## Problem details
Rewrite the stretch from the start of the data through the line that contains "355, 59, 414]", replacing "interactable" with "clickable" and leaving everything else unchanged; give only those lines.

## Task material
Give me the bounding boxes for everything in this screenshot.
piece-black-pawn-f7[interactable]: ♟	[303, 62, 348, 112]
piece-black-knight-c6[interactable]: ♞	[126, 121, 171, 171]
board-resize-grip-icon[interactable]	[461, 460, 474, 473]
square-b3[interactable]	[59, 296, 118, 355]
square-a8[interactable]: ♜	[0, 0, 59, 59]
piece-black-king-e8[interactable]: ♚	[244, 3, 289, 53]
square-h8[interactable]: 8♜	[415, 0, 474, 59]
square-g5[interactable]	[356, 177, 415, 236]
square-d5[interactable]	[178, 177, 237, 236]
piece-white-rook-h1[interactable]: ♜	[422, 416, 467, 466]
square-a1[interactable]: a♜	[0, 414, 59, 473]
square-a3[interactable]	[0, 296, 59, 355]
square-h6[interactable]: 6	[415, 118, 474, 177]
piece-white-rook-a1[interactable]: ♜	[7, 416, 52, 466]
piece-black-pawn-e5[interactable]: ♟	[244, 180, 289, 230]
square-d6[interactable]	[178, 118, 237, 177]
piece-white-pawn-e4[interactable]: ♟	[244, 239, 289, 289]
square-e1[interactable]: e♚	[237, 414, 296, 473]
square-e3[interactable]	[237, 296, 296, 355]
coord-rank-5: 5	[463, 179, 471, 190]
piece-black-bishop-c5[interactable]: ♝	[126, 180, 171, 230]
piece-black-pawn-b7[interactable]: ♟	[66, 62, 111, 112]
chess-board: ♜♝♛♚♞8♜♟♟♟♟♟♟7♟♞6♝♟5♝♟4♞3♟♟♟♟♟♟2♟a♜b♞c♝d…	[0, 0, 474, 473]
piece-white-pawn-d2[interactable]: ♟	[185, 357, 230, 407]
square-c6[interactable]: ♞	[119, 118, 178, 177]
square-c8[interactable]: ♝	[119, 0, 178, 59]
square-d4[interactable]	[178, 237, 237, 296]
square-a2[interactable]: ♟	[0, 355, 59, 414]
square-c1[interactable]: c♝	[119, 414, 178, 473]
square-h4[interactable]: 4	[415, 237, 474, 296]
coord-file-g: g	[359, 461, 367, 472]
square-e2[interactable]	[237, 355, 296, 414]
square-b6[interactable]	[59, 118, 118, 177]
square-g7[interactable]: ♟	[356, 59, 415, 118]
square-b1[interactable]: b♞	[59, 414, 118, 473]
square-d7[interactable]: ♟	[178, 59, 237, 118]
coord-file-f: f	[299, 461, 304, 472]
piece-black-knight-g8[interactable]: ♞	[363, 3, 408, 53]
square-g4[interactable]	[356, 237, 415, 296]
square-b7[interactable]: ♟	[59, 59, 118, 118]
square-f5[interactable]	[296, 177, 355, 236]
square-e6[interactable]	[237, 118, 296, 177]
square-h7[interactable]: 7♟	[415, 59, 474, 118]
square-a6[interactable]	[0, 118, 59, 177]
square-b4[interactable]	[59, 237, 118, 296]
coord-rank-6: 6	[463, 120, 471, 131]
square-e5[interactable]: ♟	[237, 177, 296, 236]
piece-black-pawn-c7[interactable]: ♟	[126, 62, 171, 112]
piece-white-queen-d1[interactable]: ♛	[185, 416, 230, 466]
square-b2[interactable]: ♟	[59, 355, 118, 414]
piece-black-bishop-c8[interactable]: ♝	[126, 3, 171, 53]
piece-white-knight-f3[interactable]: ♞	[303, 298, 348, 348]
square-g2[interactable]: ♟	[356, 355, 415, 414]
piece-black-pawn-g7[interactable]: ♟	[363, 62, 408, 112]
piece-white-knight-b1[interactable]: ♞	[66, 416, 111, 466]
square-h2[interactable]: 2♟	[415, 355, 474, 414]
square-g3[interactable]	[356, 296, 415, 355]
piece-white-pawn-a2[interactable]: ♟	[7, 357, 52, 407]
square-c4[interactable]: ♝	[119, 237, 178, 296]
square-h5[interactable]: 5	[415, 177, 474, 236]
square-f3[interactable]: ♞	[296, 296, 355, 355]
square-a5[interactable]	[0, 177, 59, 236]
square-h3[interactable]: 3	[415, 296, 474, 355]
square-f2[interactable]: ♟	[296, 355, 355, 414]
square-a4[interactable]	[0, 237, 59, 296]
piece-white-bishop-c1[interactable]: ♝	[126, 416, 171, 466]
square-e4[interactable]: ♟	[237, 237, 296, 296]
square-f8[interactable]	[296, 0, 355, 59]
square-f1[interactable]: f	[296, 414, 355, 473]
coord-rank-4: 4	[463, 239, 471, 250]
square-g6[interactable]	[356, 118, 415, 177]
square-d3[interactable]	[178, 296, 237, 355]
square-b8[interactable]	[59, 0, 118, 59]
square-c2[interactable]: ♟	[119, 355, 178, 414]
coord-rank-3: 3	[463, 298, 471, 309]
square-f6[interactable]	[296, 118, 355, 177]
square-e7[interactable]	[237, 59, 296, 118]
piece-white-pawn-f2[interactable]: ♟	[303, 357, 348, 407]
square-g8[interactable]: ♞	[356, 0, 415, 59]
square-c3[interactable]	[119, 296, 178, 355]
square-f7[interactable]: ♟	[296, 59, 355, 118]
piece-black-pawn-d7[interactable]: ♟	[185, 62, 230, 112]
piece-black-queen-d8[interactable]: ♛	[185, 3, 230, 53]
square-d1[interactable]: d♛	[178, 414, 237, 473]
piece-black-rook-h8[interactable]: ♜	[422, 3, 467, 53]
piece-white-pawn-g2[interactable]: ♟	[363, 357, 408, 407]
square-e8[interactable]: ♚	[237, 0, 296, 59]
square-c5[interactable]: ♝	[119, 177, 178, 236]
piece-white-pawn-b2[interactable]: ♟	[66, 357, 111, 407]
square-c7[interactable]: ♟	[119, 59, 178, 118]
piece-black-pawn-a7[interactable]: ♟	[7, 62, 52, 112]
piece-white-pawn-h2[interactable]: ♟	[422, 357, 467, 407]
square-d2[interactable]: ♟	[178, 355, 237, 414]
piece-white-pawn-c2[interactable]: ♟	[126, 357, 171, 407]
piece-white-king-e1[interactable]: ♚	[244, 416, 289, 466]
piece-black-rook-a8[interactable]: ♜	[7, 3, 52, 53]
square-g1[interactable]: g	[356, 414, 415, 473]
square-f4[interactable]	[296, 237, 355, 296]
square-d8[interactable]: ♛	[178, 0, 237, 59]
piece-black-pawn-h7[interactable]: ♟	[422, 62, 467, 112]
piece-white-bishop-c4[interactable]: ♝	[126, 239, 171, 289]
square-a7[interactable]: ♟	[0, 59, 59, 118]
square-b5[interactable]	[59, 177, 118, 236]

## Output for this exercise
Give me the bounding boxes for everything in this screenshot.
piece-black-pawn-f7[clickable]: ♟	[303, 62, 348, 112]
piece-black-knight-c6[clickable]: ♞	[126, 121, 171, 171]
board-resize-grip-icon[clickable]	[461, 460, 474, 473]
square-b3[clickable]	[59, 296, 118, 355]
square-a8[clickable]: ♜	[0, 0, 59, 59]
piece-black-king-e8[clickable]: ♚	[244, 3, 289, 53]
square-h8[clickable]: 8♜	[415, 0, 474, 59]
square-g5[clickable]	[356, 177, 415, 236]
square-d5[clickable]	[178, 177, 237, 236]
piece-white-rook-h1[clickable]: ♜	[422, 416, 467, 466]
square-a1[clickable]: a♜	[0, 414, 59, 473]
square-a3[clickable]	[0, 296, 59, 355]
square-h6[clickable]: 6	[415, 118, 474, 177]
piece-white-rook-a1[clickable]: ♜	[7, 416, 52, 466]
piece-black-pawn-e5[clickable]: ♟	[244, 180, 289, 230]
square-d6[clickable]	[178, 118, 237, 177]
piece-white-pawn-e4[clickable]: ♟	[244, 239, 289, 289]
square-e1[clickable]: e♚	[237, 414, 296, 473]
square-e3[clickable]	[237, 296, 296, 355]
coord-rank-5: 5	[463, 179, 471, 190]
piece-black-bishop-c5[clickable]: ♝	[126, 180, 171, 230]
piece-black-pawn-b7[clickable]: ♟	[66, 62, 111, 112]
chess-board: ♜♝♛♚♞8♜♟♟♟♟♟♟7♟♞6♝♟5♝♟4♞3♟♟♟♟♟♟2♟a♜b♞c♝d…	[0, 0, 474, 473]
piece-white-pawn-d2[clickable]: ♟	[185, 357, 230, 407]
square-c6[clickable]: ♞	[119, 118, 178, 177]
square-c8[clickable]: ♝	[119, 0, 178, 59]
square-d4[clickable]	[178, 237, 237, 296]
square-a2[clickable]: ♟	[0, 355, 59, 414]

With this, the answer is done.